- [Instructions to follow] Reproduce all lines of the listing below in which the word "image" occurs.

- [Information provided]
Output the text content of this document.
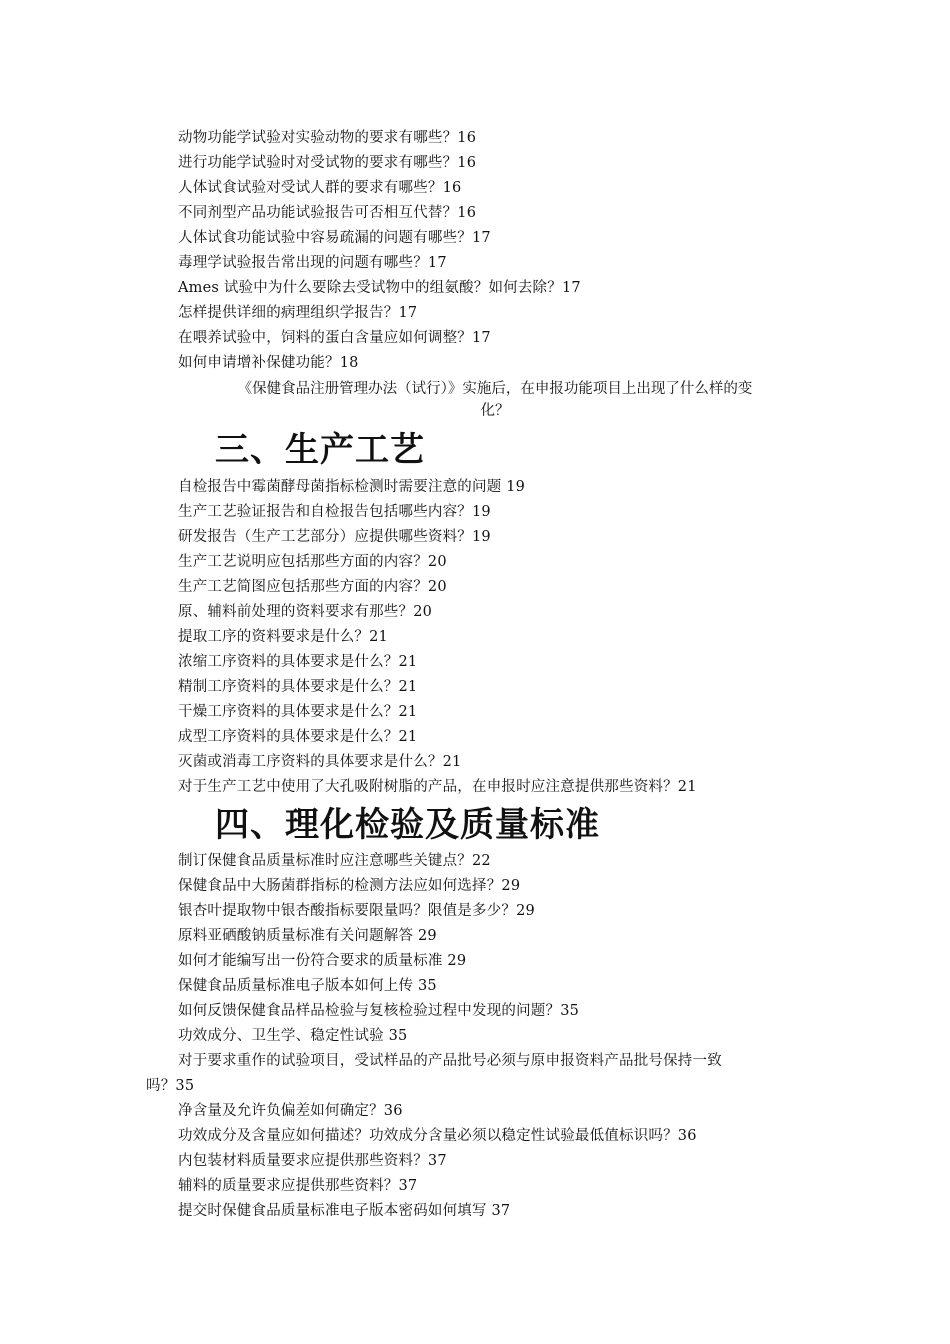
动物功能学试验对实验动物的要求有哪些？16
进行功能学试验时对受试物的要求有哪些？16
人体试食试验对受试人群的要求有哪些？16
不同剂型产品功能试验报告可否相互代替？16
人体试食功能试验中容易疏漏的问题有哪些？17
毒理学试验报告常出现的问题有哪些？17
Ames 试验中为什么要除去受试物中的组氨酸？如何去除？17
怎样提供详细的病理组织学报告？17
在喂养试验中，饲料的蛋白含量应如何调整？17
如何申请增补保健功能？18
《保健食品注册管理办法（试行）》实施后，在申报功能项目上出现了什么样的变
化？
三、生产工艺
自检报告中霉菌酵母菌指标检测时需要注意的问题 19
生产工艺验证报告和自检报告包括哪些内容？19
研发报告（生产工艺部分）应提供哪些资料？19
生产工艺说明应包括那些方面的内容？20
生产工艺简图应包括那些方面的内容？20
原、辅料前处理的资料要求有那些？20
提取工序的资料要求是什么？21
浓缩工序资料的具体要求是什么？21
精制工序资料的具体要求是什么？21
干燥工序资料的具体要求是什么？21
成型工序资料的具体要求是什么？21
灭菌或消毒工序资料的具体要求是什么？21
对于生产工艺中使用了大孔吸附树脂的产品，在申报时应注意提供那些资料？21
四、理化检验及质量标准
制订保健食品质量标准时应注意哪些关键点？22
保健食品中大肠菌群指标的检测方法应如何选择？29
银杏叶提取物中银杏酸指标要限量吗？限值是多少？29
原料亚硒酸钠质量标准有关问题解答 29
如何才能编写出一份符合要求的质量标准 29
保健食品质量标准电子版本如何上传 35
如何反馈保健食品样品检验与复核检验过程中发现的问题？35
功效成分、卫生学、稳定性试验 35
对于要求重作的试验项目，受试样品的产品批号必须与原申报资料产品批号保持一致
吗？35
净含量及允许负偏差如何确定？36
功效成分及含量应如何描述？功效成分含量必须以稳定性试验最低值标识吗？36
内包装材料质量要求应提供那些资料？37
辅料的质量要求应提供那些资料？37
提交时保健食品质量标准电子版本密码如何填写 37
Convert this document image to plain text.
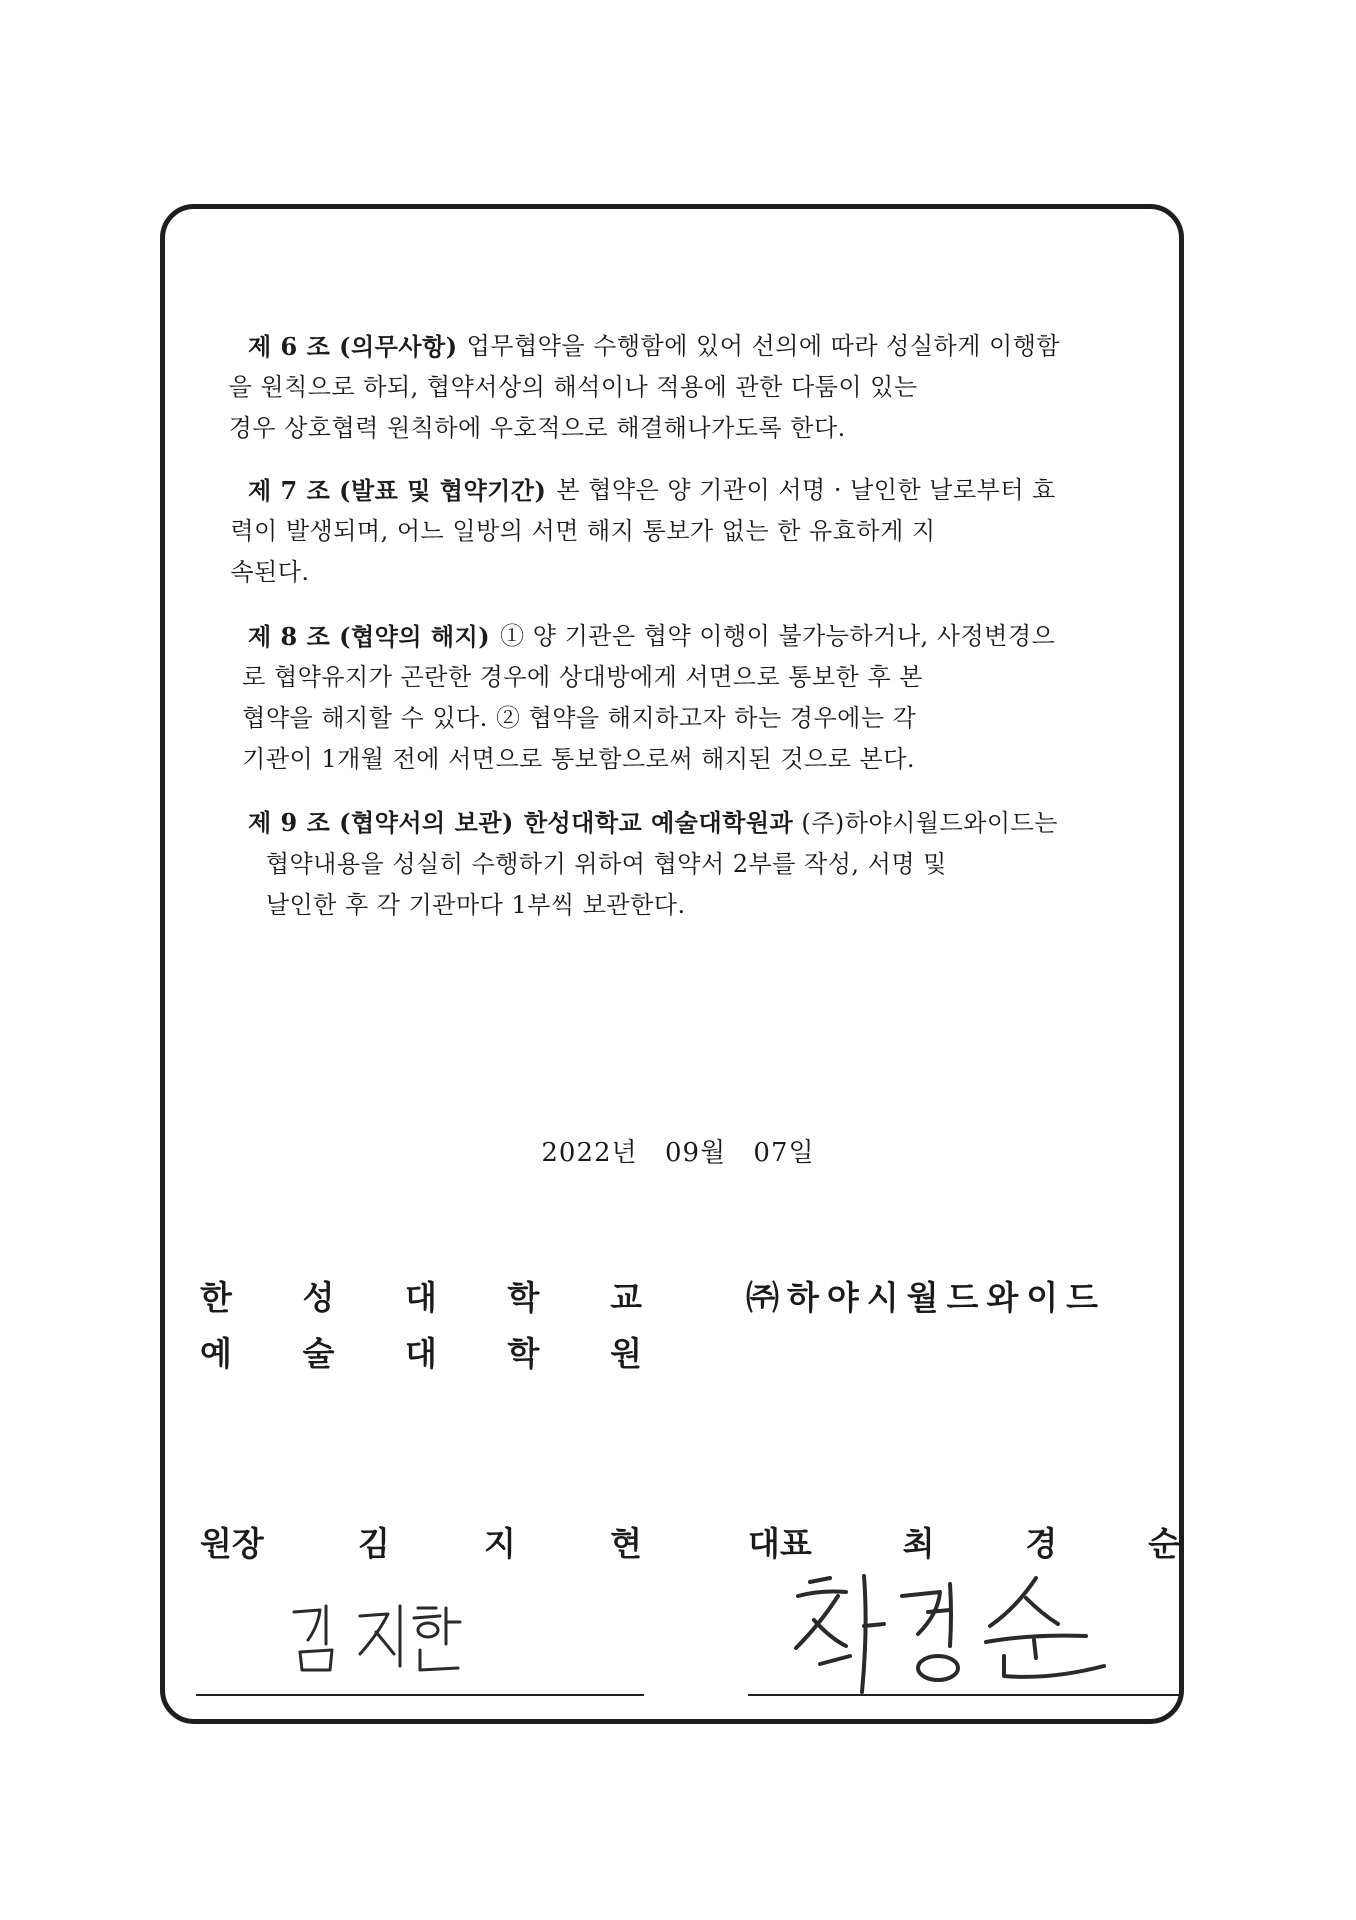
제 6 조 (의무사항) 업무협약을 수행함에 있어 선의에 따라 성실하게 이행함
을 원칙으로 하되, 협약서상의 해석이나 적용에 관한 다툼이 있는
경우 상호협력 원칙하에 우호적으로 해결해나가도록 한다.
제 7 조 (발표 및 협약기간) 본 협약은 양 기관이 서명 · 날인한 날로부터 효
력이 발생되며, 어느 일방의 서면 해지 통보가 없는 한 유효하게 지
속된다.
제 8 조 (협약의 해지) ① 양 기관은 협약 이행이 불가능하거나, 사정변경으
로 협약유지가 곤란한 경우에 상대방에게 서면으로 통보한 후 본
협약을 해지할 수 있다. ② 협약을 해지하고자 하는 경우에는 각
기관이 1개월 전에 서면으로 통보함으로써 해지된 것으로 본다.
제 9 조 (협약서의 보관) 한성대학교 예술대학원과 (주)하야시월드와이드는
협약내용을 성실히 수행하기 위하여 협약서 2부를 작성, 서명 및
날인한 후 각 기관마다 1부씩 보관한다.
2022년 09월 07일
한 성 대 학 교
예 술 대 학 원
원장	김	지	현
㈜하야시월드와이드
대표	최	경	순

* * *

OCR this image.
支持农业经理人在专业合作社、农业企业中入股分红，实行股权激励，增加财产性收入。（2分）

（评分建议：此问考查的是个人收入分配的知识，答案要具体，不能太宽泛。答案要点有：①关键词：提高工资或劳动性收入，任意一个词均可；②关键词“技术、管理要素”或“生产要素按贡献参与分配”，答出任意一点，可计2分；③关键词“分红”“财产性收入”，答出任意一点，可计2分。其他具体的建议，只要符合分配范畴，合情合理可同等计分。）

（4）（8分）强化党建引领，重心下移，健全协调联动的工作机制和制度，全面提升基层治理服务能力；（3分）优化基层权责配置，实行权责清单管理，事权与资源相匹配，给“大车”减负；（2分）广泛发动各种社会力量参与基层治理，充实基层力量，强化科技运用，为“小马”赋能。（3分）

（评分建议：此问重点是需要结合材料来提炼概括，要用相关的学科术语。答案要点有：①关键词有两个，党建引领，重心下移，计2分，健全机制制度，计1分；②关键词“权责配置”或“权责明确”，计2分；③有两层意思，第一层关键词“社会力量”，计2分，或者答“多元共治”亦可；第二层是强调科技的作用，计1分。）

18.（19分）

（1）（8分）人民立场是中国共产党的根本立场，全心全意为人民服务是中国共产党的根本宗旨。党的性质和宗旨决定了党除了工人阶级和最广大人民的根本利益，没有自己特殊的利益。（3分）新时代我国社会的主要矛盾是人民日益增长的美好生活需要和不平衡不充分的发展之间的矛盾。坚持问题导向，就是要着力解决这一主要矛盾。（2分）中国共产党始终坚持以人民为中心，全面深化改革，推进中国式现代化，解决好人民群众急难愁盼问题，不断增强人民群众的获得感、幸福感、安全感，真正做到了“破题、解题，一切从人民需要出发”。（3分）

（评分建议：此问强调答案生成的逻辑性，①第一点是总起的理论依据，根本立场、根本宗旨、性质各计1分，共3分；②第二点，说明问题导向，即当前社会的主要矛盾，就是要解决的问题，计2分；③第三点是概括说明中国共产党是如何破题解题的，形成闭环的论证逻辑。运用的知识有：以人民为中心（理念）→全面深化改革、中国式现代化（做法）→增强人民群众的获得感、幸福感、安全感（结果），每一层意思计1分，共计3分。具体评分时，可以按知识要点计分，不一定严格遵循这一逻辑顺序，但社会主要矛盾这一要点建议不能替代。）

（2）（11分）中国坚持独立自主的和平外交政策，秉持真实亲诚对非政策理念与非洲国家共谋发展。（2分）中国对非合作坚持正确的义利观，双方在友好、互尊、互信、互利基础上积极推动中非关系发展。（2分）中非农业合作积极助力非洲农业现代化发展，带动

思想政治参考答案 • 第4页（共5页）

- [Correct response]
Convert this document image to plain text.
OCR this image.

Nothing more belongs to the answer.